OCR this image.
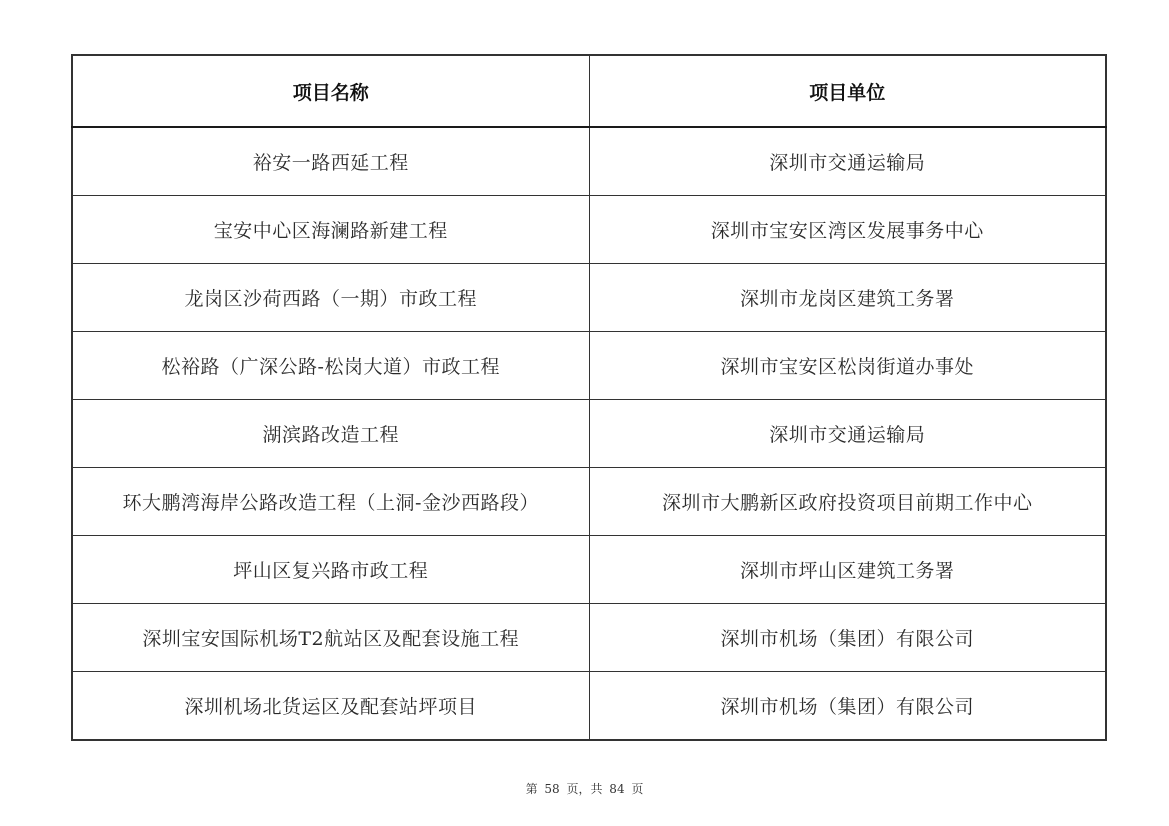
项目名称	项目单位
裕安一路西延工程	深圳市交通运输局
宝安中心区海澜路新建工程	深圳市宝安区湾区发展事务中心
龙岗区沙荷西路（一期）市政工程	深圳市龙岗区建筑工务署
松裕路（广深公路-松岗大道）市政工程	深圳市宝安区松岗街道办事处
湖滨路改造工程	深圳市交通运输局
环大鹏湾海岸公路改造工程（上洞-金沙西路段）	深圳市大鹏新区政府投资项目前期工作中心
坪山区复兴路市政工程	深圳市坪山区建筑工务署
深圳宝安国际机场T2航站区及配套设施工程	深圳市机场（集团）有限公司
深圳机场北货运区及配套站坪项目	深圳市机场（集团）有限公司
第 58 页，共 84 页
☆ ☆ ☆ ☆ ☆ ☆ ☆
What you have to do:
Search the listing for the word "深圳市交通运输局" and return each line that holds it.

Output of the task:
裕安一路西延工程	深圳市交通运输局
湖滨路改造工程	深圳市交通运输局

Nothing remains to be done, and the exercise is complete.